What is being asked: Repeat every entry word for word, but leave the images out of your copy.

Information given:

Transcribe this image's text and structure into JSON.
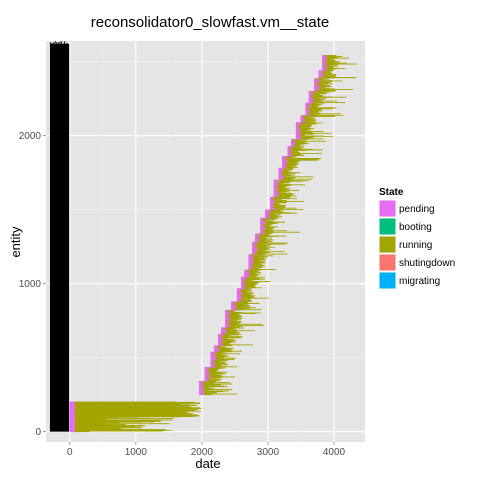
{
  "chart_data": {
    "type": "gantt",
    "title": "reconsolidator0_slowfast.vm__state",
    "xlabel": "date",
    "ylabel": "entity",
    "xlim": [
      -360,
      4470
    ],
    "ylim": [
      -70,
      2640
    ],
    "x_ticks": [
      0,
      1000,
      2000,
      3000,
      4000
    ],
    "y_ticks": [
      0,
      1000,
      2000
    ],
    "grid": true,
    "background": "#e5e5e5",
    "legend": {
      "title": "State",
      "placement": "right",
      "items": [
        {
          "label": "pending",
          "color": "#e76bf3"
        },
        {
          "label": "booting",
          "color": "#00bf7d"
        },
        {
          "label": "running",
          "color": "#a3a500"
        },
        {
          "label": "shutingdown",
          "color": "#f8766d"
        },
        {
          "label": "migrating",
          "color": "#00b0f6"
        }
      ]
    },
    "series": [
      {
        "name": "pending",
        "segments_estimated": [
          {
            "entity": [
              0,
              2620
            ],
            "start": -300,
            "end": -10,
            "note_color": "#000000"
          },
          {
            "entity": [
              0,
              110
            ],
            "start": 0,
            "end": 80
          },
          {
            "entity": [
              270,
              320
            ],
            "start": 2000,
            "end": 2040
          },
          {
            "entity": [
              2360,
              2550
            ],
            "start": 3960,
            "end": 4060
          }
        ]
      },
      {
        "name": "running",
        "segments_estimated": [
          {
            "entity": [
              100,
              200
            ],
            "start": 60,
            "end": 2000
          },
          {
            "entity": [
              0,
              100
            ],
            "start": 60,
            "end": 1720
          },
          {
            "entity": [
              270,
              560
            ],
            "start": 2000,
            "end": 2550
          },
          {
            "entity": [
              560,
              2550
            ],
            "start": 2200,
            "end": 4250
          }
        ]
      }
    ]
  }
}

Finished task:
Transcribe this image's text and structure into JSON.
{
  "chart_data": {
    "type": "gantt",
    "title": "reconsolidator0_slowfast.vm__state",
    "xlabel": "date",
    "ylabel": "entity",
    "xlim": [
      -360,
      4470
    ],
    "ylim": [
      -70,
      2640
    ],
    "x_ticks": [
      0,
      1000,
      2000,
      3000,
      4000
    ],
    "y_ticks": [
      0,
      1000,
      2000
    ],
    "grid": true,
    "background": "#e5e5e5",
    "legend": {
      "title": "State",
      "placement": "right",
      "items": [
        {
          "label": "pending",
          "color": "#e76bf3"
        },
        {
          "label": "booting",
          "color": "#00bf7d"
        },
        {
          "label": "running",
          "color": "#a3a500"
        },
        {
          "label": "shutingdown",
          "color": "#f8766d"
        },
        {
          "label": "migrating",
          "color": "#00b0f6"
        }
      ]
    },
    "series": [
      {
        "name": "pending",
        "segments_estimated": [
          {
            "entity": [
              0,
              2620
            ],
            "start": -300,
            "end": -10,
            "note_color": "#000000"
          },
          {
            "entity": [
              0,
              110
            ],
            "start": 0,
            "end": 80
          },
          {
            "entity": [
              270,
              320
            ],
            "start": 2000,
            "end": 2040
          },
          {
            "entity": [
              2360,
              2550
            ],
            "start": 3960,
            "end": 4060
          }
        ]
      },
      {
        "name": "running",
        "segments_estimated": [
          {
            "entity": [
              100,
              200
            ],
            "start": 60,
            "end": 2000
          },
          {
            "entity": [
              0,
              100
            ],
            "start": 60,
            "end": 1720
          },
          {
            "entity": [
              270,
              560
            ],
            "start": 2000,
            "end": 2550
          },
          {
            "entity": [
              560,
              2550
            ],
            "start": 2200,
            "end": 4250
          }
        ]
      }
    ]
  }
}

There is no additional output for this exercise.